**** Provided records

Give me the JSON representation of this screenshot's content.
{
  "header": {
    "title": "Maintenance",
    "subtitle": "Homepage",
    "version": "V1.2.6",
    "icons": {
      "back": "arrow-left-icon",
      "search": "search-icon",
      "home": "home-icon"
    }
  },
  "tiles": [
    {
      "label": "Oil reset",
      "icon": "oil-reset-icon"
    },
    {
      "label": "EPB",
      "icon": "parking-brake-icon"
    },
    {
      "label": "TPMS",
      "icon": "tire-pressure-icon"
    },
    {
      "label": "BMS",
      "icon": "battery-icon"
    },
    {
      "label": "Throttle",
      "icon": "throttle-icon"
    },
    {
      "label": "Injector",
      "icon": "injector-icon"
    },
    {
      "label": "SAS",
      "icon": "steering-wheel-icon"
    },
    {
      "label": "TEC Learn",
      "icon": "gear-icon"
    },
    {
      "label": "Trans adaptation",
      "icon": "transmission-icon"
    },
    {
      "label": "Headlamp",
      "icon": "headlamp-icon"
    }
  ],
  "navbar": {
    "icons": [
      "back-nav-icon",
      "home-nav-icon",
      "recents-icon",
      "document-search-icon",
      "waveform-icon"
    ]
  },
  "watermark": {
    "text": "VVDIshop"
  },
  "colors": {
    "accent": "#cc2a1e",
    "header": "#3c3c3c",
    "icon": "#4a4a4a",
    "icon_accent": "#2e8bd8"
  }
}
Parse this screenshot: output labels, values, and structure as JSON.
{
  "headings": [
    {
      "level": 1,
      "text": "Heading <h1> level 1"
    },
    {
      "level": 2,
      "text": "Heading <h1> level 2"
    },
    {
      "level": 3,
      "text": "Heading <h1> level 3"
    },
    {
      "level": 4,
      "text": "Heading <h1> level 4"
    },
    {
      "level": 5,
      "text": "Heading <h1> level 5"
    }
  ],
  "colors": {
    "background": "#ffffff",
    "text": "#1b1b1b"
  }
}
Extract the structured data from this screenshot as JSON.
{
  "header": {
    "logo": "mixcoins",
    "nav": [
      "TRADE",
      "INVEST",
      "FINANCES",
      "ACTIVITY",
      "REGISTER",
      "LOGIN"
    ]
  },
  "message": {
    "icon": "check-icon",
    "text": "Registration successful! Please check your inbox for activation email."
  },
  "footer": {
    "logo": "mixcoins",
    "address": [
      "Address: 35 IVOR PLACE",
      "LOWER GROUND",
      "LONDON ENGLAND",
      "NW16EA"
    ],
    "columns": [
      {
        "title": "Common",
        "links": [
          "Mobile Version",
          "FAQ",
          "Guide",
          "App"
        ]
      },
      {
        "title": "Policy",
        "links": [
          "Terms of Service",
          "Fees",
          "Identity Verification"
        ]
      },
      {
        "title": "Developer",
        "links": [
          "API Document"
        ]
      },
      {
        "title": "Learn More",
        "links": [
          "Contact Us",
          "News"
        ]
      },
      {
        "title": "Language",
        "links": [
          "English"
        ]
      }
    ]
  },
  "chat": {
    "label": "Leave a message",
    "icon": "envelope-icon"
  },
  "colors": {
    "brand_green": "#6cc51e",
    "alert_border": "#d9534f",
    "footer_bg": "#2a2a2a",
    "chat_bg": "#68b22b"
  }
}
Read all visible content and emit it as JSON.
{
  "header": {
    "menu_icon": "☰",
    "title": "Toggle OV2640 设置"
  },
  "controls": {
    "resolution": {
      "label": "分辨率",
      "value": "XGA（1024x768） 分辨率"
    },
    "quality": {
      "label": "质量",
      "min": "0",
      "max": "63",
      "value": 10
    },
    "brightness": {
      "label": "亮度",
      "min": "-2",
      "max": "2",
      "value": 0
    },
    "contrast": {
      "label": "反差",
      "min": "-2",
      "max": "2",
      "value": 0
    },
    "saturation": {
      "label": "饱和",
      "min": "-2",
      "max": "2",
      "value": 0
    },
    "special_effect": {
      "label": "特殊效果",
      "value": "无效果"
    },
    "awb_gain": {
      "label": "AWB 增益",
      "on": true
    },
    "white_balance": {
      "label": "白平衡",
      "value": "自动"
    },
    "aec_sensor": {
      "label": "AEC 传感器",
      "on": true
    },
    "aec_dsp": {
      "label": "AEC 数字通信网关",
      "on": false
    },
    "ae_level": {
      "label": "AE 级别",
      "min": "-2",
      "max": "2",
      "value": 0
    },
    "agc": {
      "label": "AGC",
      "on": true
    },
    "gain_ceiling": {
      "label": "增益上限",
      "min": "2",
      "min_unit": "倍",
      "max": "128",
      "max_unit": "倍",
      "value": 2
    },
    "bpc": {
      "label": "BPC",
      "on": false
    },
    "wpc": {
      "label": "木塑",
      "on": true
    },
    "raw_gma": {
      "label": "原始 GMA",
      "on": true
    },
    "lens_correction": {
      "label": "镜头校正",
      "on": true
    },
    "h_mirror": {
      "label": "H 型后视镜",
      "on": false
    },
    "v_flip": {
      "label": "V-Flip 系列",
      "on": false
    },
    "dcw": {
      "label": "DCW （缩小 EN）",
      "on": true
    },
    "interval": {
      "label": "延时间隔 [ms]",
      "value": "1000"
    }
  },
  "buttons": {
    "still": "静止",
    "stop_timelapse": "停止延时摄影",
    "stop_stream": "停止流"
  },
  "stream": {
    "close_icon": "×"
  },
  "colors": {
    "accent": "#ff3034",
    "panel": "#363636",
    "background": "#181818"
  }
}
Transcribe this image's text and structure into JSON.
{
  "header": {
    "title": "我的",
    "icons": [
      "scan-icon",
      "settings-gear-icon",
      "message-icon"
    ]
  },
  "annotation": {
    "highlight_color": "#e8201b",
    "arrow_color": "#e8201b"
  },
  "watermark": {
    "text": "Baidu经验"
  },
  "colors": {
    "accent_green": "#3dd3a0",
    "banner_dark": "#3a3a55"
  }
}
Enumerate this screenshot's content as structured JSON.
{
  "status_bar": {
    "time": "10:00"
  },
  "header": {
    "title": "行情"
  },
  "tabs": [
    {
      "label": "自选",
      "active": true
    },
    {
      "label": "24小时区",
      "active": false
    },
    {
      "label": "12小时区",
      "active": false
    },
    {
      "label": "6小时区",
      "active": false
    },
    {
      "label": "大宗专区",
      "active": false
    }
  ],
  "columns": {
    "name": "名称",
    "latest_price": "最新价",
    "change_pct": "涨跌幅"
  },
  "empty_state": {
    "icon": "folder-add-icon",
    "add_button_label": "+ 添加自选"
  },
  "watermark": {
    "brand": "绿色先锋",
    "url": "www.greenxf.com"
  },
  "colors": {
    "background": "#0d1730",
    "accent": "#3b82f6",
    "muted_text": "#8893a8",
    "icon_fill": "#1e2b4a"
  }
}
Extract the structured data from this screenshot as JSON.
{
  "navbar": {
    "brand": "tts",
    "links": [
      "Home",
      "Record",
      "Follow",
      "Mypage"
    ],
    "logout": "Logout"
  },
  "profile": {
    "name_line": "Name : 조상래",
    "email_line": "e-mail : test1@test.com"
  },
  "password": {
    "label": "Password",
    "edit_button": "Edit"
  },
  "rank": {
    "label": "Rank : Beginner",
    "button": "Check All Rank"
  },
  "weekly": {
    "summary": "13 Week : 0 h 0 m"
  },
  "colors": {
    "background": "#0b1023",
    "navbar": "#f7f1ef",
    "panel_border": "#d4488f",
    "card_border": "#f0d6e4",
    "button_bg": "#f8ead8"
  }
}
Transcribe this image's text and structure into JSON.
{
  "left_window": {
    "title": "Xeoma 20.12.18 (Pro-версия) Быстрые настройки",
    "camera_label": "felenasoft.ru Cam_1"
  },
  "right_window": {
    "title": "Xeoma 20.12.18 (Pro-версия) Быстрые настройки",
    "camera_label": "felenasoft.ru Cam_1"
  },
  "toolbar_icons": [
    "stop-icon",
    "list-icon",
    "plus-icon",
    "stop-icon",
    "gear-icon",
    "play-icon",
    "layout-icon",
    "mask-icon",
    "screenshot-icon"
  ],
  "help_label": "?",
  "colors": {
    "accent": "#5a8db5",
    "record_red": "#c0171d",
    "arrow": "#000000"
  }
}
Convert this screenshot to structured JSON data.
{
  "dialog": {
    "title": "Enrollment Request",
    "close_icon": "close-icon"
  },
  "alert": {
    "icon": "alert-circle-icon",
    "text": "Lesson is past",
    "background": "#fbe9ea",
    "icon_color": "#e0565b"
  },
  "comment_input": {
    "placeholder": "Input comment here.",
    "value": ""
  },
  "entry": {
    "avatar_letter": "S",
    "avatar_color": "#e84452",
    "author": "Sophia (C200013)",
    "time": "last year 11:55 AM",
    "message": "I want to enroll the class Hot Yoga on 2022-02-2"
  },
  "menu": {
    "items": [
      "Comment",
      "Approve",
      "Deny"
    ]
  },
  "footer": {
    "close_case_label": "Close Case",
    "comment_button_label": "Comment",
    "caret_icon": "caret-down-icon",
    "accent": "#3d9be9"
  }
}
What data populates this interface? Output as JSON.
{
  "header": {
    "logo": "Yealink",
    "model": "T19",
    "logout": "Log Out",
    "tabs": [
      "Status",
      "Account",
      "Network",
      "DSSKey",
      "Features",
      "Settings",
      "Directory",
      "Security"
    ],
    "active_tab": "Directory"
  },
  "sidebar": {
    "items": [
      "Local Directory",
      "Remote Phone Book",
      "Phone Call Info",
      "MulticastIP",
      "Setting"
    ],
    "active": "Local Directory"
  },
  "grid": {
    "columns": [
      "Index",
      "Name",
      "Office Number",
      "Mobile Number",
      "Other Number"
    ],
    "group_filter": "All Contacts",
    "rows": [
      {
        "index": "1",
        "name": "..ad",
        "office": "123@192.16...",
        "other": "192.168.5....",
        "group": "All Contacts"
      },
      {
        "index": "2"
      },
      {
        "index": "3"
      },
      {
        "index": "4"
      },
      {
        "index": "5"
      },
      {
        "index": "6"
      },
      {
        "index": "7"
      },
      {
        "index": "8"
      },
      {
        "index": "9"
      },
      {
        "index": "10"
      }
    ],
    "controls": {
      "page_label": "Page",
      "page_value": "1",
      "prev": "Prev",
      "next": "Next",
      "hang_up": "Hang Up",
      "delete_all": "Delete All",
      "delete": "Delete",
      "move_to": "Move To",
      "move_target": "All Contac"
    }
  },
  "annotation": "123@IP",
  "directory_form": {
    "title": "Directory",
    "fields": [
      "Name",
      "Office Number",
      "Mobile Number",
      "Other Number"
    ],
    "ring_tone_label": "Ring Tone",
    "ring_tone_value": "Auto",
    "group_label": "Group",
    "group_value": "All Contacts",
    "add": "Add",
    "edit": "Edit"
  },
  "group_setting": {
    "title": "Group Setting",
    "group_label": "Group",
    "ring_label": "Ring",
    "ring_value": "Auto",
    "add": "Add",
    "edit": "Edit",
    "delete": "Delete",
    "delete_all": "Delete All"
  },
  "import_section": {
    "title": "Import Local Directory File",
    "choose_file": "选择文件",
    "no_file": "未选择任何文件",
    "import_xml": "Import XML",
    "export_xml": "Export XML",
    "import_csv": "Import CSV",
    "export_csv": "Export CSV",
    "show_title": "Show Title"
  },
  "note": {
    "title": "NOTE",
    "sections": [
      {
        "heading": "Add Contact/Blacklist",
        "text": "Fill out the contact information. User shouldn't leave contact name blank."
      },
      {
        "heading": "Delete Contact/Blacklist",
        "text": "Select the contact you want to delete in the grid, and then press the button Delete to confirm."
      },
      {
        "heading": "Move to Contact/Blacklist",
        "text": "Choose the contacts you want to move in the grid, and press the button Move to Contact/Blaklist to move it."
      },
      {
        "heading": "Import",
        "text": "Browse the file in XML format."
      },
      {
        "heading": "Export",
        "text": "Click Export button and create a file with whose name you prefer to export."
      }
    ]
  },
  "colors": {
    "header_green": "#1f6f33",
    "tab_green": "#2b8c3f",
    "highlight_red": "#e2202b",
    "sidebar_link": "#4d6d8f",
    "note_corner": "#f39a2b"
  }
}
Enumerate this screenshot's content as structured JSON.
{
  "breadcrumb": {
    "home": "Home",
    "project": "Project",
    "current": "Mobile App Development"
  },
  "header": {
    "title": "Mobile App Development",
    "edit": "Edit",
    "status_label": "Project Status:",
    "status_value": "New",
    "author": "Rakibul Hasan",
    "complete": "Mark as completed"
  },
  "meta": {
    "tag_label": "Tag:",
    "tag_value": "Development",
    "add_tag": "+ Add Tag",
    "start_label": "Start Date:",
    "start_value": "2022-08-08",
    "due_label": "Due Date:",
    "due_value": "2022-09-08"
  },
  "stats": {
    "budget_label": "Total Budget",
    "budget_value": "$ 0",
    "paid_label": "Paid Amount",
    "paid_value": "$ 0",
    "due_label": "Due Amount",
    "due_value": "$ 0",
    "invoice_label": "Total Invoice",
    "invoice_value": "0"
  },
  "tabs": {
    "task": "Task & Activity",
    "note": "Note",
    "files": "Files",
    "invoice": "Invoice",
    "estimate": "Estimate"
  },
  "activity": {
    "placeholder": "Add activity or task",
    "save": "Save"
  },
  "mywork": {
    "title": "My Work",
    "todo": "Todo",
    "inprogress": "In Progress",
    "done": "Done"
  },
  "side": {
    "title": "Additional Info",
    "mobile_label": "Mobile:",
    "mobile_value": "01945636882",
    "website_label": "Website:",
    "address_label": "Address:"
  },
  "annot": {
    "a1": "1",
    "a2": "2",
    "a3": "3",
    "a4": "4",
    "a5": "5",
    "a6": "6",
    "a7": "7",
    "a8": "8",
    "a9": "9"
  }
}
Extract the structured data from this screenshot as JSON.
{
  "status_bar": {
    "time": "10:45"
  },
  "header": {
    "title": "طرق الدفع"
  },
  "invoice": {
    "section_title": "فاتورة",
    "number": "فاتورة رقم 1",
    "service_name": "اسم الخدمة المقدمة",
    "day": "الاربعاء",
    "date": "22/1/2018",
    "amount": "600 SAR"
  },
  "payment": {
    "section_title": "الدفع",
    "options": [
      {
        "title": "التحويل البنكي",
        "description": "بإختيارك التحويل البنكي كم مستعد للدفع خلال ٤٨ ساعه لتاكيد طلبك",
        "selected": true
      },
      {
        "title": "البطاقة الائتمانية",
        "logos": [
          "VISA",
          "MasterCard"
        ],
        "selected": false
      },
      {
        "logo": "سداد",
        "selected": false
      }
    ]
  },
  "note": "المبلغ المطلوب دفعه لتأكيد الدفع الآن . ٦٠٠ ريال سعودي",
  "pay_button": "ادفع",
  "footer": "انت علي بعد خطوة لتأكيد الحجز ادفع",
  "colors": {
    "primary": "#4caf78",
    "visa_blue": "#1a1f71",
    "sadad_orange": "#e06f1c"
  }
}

********

In the records above, find each line with the word "Export" and copy it.

→ **The completed task**:
    "export_xml": "Export XML",
    "export_csv": "Export CSV",
        "heading": "Export",
        "text": "Click Export button and create a file with whose name you prefer to export."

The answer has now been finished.